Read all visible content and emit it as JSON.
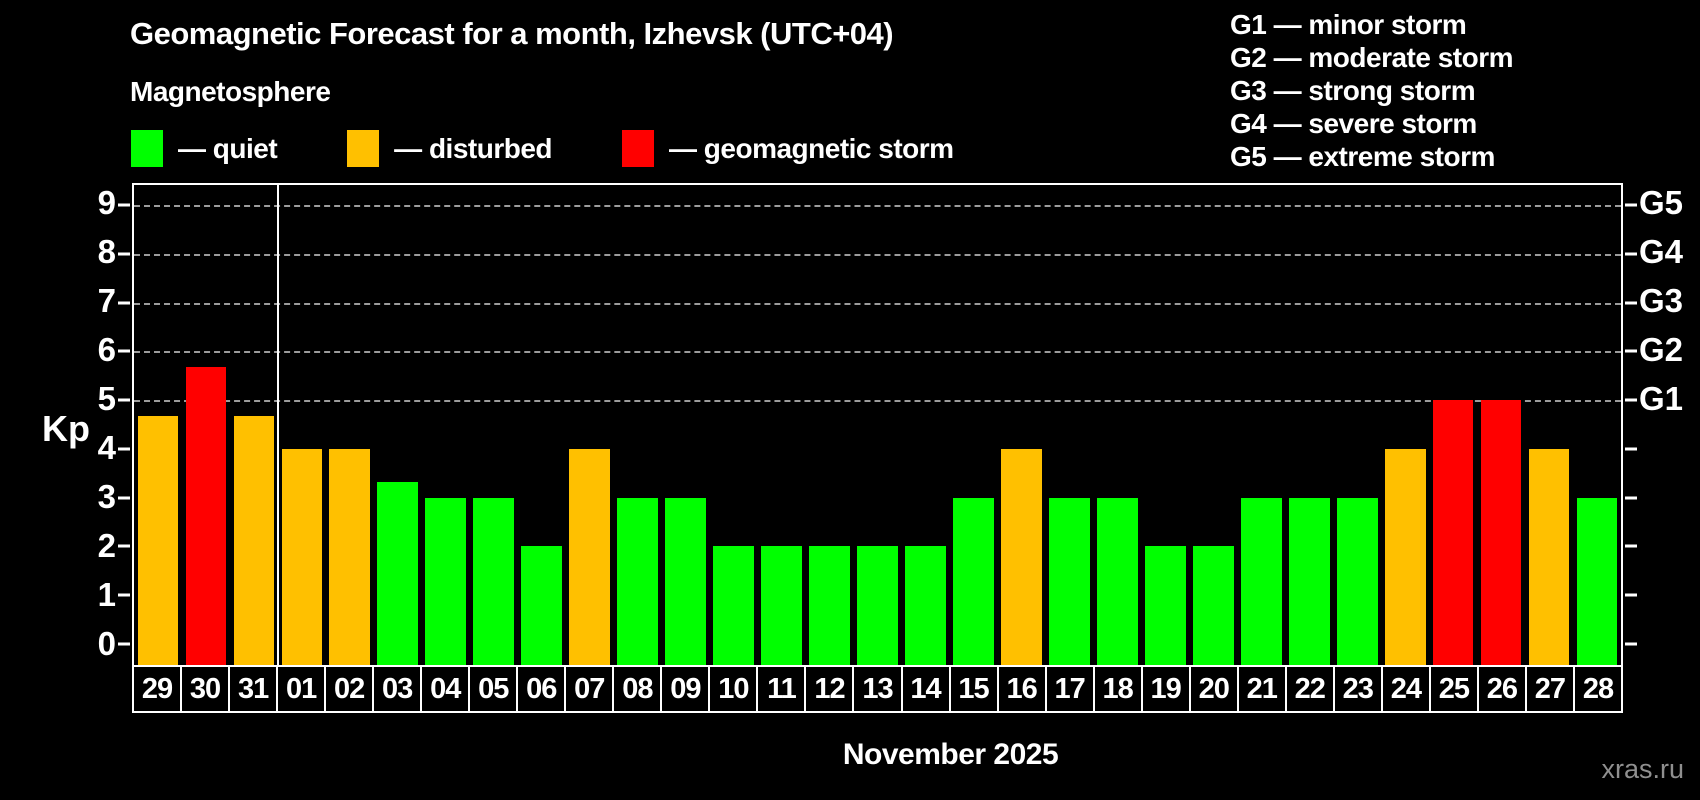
{
  "header": {
    "title": "Geomagnetic Forecast for a month, Izhevsk (UTC+04)",
    "subtitle": "Magnetosphere"
  },
  "legend": {
    "items": [
      {
        "key": "quiet",
        "label": "— quiet",
        "color": "#00FF00"
      },
      {
        "key": "disturbed",
        "label": "— disturbed",
        "color": "#FFC000"
      },
      {
        "key": "storm",
        "label": "— geomagnetic storm",
        "color": "#FF0000"
      }
    ]
  },
  "storm_scale_legend": {
    "items": [
      {
        "label": "G1 — minor storm"
      },
      {
        "label": "G2 — moderate storm"
      },
      {
        "label": "G3 — strong storm"
      },
      {
        "label": "G4 — severe storm"
      },
      {
        "label": "G5 — extreme storm"
      }
    ]
  },
  "axes": {
    "y_label": "Kp",
    "y_ticks": [
      0,
      1,
      2,
      3,
      4,
      5,
      6,
      7,
      8,
      9
    ],
    "g_labels": [
      {
        "level": 5,
        "label": "G1"
      },
      {
        "level": 6,
        "label": "G2"
      },
      {
        "level": 7,
        "label": "G3"
      },
      {
        "level": 8,
        "label": "G4"
      },
      {
        "level": 9,
        "label": "G5"
      }
    ],
    "x_title": "November 2025"
  },
  "watermark": "xras.ru",
  "chart_data": {
    "type": "bar",
    "title": "Geomagnetic Forecast for a month, Izhevsk (UTC+04)",
    "ylabel": "Kp",
    "xlabel": "November 2025",
    "ylim": [
      0,
      9
    ],
    "grid": "horizontal dashed lines at Kp 5-9 (G1-G5 levels)",
    "gridlines_at": [
      5,
      6,
      7,
      8,
      9
    ],
    "legend_position": "top-left",
    "month_separator_after_index": 2,
    "categories": [
      "29",
      "30",
      "31",
      "01",
      "02",
      "03",
      "04",
      "05",
      "06",
      "07",
      "08",
      "09",
      "10",
      "11",
      "12",
      "13",
      "14",
      "15",
      "16",
      "17",
      "18",
      "19",
      "20",
      "21",
      "22",
      "23",
      "24",
      "25",
      "26",
      "27",
      "28"
    ],
    "values": [
      4.67,
      5.67,
      4.67,
      4,
      4,
      3.33,
      3,
      3,
      2,
      4,
      3,
      3,
      2,
      2,
      2,
      2,
      2,
      3,
      4,
      3,
      3,
      2,
      2,
      3,
      3,
      3,
      4,
      5,
      5,
      4,
      3
    ],
    "statuses": [
      "disturbed",
      "storm",
      "disturbed",
      "disturbed",
      "disturbed",
      "quiet",
      "quiet",
      "quiet",
      "quiet",
      "disturbed",
      "quiet",
      "quiet",
      "quiet",
      "quiet",
      "quiet",
      "quiet",
      "quiet",
      "quiet",
      "disturbed",
      "quiet",
      "quiet",
      "quiet",
      "quiet",
      "quiet",
      "quiet",
      "quiet",
      "disturbed",
      "storm",
      "storm",
      "disturbed",
      "quiet"
    ],
    "colors": {
      "quiet": "#00FF00",
      "disturbed": "#FFC000",
      "storm": "#FF0000"
    }
  }
}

Short exercise: Return each line of the data, keeping its wording exact and omitting pictures.

Result of this task:
Read all visible content and emit it as JSON.
{
  "header": {
    "title": "Geomagnetic Forecast for a month, Izhevsk (UTC+04)",
    "subtitle": "Magnetosphere"
  },
  "legend": {
    "items": [
      {
        "key": "quiet",
        "label": "— quiet",
        "color": "#00FF00"
      },
      {
        "key": "disturbed",
        "label": "— disturbed",
        "color": "#FFC000"
      },
      {
        "key": "storm",
        "label": "— geomagnetic storm",
        "color": "#FF0000"
      }
    ]
  },
  "storm_scale_legend": {
    "items": [
      {
        "label": "G1 — minor storm"
      },
      {
        "label": "G2 — moderate storm"
      },
      {
        "label": "G3 — strong storm"
      },
      {
        "label": "G4 — severe storm"
      },
      {
        "label": "G5 — extreme storm"
      }
    ]
  },
  "axes": {
    "y_label": "Kp",
    "y_ticks": [
      0,
      1,
      2,
      3,
      4,
      5,
      6,
      7,
      8,
      9
    ],
    "g_labels": [
      {
        "level": 5,
        "label": "G1"
      },
      {
        "level": 6,
        "label": "G2"
      },
      {
        "level": 7,
        "label": "G3"
      },
      {
        "level": 8,
        "label": "G4"
      },
      {
        "level": 9,
        "label": "G5"
      }
    ],
    "x_title": "November 2025"
  },
  "watermark": "xras.ru",
  "chart_data": {
    "type": "bar",
    "title": "Geomagnetic Forecast for a month, Izhevsk (UTC+04)",
    "ylabel": "Kp",
    "xlabel": "November 2025",
    "ylim": [
      0,
      9
    ],
    "grid": "horizontal dashed lines at Kp 5-9 (G1-G5 levels)",
    "gridlines_at": [
      5,
      6,
      7,
      8,
      9
    ],
    "legend_position": "top-left",
    "month_separator_after_index": 2,
    "categories": [
      "29",
      "30",
      "31",
      "01",
      "02",
      "03",
      "04",
      "05",
      "06",
      "07",
      "08",
      "09",
      "10",
      "11",
      "12",
      "13",
      "14",
      "15",
      "16",
      "17",
      "18",
      "19",
      "20",
      "21",
      "22",
      "23",
      "24",
      "25",
      "26",
      "27",
      "28"
    ],
    "values": [
      4.67,
      5.67,
      4.67,
      4,
      4,
      3.33,
      3,
      3,
      2,
      4,
      3,
      3,
      2,
      2,
      2,
      2,
      2,
      3,
      4,
      3,
      3,
      2,
      2,
      3,
      3,
      3,
      4,
      5,
      5,
      4,
      3
    ],
    "statuses": [
      "disturbed",
      "storm",
      "disturbed",
      "disturbed",
      "disturbed",
      "quiet",
      "quiet",
      "quiet",
      "quiet",
      "disturbed",
      "quiet",
      "quiet",
      "quiet",
      "quiet",
      "quiet",
      "quiet",
      "quiet",
      "quiet",
      "disturbed",
      "quiet",
      "quiet",
      "quiet",
      "quiet",
      "quiet",
      "quiet",
      "quiet",
      "disturbed",
      "storm",
      "storm",
      "disturbed",
      "quiet"
    ],
    "colors": {
      "quiet": "#00FF00",
      "disturbed": "#FFC000",
      "storm": "#FF0000"
    }
  }
}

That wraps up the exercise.